TEXTE À LIRE:
┌────────
C’est dans la pénombre d’une chambre, au bord du vide, que PRAX a trouvé sa voix. Heartbreak SZN n’est pas un simple morceau d’amour brisé — c’est une dissection clinique et poétique de la trahison, un cri sous autotune qui pulse entre la colère et la tendresse. Derrière le vernis trap et les basses épaisses, c’est le récit d’un jeune homme qui regarde son cœur se fissurer à la lumière bleutée d’un écran, et qui choisit d’en faire une œuvre.
Le morceau se déploie lentement, comme une blessure qu’on refuse de recoudre. Les textures R&B s’entrelacent à des percussions sombres, à un beat qui respire la solitude et le désir de revanche. PRAX ne cherche pas à plaire : il expose, avec une franchise désarmante, la faille qui l’habite. Il murmure, sature, se confesse. On pense à The Weeknd pour la noirceur sensuelle, à Chase Atlantic pour les éclats électroniques, à Lil Peep pour la sincérité à vif. Mais PRAX, lui, garde une approche presque documentaire — un regard lucide sur la dérive sentimentale, sur cette génération qui fait du mal comme on scrolle : sans fin, sans pause, sans conscience du vertige.
└────────
DONNÉES ÉTUDIÉES:
┌────────
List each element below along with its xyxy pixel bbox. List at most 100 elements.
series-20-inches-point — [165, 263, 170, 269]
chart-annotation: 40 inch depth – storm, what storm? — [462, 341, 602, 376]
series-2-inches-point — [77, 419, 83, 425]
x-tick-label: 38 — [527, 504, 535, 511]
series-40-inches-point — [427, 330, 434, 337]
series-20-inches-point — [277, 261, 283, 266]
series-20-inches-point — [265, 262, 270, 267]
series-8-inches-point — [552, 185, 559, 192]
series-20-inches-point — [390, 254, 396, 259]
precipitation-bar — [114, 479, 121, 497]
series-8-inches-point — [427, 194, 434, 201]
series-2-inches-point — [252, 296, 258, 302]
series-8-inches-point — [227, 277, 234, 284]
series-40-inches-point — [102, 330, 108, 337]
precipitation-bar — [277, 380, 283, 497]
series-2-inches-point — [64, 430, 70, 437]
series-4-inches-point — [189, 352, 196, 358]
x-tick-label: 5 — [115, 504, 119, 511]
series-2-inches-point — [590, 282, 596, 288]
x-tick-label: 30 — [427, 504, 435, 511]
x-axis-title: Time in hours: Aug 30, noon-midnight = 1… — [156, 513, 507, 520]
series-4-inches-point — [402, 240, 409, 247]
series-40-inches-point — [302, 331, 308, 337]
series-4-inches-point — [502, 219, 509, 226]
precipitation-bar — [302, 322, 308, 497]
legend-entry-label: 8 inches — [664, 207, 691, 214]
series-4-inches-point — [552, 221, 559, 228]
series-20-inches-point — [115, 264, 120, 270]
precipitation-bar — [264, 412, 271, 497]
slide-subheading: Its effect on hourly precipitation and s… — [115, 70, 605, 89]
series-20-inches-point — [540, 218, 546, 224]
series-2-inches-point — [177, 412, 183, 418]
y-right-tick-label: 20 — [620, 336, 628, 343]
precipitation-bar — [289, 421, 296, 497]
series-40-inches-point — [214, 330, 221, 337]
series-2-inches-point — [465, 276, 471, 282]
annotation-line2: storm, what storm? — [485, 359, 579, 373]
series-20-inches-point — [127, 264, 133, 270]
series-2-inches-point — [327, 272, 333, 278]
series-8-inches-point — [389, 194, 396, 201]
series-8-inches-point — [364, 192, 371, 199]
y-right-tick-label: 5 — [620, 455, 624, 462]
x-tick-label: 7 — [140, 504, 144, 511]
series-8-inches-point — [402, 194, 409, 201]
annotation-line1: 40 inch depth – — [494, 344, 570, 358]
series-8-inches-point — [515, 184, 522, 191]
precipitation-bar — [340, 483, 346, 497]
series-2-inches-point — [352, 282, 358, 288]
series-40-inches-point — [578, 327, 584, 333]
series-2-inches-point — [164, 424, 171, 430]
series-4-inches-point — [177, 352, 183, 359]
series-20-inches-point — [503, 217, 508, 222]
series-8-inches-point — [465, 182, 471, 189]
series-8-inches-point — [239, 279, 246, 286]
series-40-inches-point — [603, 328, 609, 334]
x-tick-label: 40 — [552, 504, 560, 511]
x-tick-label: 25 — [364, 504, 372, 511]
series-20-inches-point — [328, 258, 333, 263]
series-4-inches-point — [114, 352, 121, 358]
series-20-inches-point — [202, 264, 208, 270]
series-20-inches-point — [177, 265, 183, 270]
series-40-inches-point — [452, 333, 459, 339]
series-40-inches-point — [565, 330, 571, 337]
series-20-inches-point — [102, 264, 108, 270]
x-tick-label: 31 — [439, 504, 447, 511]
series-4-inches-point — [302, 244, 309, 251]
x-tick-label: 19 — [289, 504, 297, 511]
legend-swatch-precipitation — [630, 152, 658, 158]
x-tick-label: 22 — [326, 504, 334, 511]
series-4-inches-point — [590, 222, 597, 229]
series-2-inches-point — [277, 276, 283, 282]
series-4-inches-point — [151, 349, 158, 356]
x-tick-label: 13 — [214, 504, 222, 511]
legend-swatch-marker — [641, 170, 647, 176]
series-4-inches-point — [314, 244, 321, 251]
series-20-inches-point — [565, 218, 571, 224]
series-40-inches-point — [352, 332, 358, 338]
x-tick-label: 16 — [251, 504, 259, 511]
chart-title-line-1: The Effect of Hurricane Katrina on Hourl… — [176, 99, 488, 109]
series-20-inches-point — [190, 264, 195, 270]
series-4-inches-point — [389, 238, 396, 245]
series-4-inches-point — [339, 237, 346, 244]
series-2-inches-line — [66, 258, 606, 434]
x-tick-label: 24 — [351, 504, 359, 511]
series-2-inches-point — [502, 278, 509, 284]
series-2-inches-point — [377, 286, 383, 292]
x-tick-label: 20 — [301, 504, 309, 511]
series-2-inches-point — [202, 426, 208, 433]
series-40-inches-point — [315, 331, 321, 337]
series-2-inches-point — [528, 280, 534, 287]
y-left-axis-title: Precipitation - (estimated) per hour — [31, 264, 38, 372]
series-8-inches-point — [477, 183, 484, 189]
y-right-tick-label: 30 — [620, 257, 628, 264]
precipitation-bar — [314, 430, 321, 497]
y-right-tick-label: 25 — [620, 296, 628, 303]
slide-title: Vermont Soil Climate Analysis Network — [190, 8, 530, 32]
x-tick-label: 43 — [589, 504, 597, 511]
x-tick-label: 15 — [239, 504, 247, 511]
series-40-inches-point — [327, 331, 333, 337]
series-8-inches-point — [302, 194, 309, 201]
└────────
VOS CONSIGNES:
• a. Réécrivez sous forme de liste le paragraphe du texte sur Heartbreak SZN qui commence par « Le morceau se déploie lentement », en gardant ses faits principaux.
• b. Citez tous les artistes auxquels le texte sur Heartbreak SZN compare PRAX.

RÉPONSES PAR ORDRE:
• a.
- Le morceau se déploie lentement.
- Des textures R&B se mêlent à des percussions sombres et à un beat de solitude et de désir de revanche.
- PRAX ne cherche pas à plaire : il expose sa faille avec franchise. Il murmure, sature et se confesse.
- Le texte le rapproche de The Weeknd pour la noirceur sensuelle, de Chase Atlantic pour les éclats électroniques et de Lil Peep pour la sincérité à vif.
- Son approche reste presque documentaire : un regard lucide sur la dérive sentimentale d'une génération qui fait du mal comme on scrolle, sans fin ni pause.

• b.
- The Weeknd
- Chase Atlantic
- Lil Peep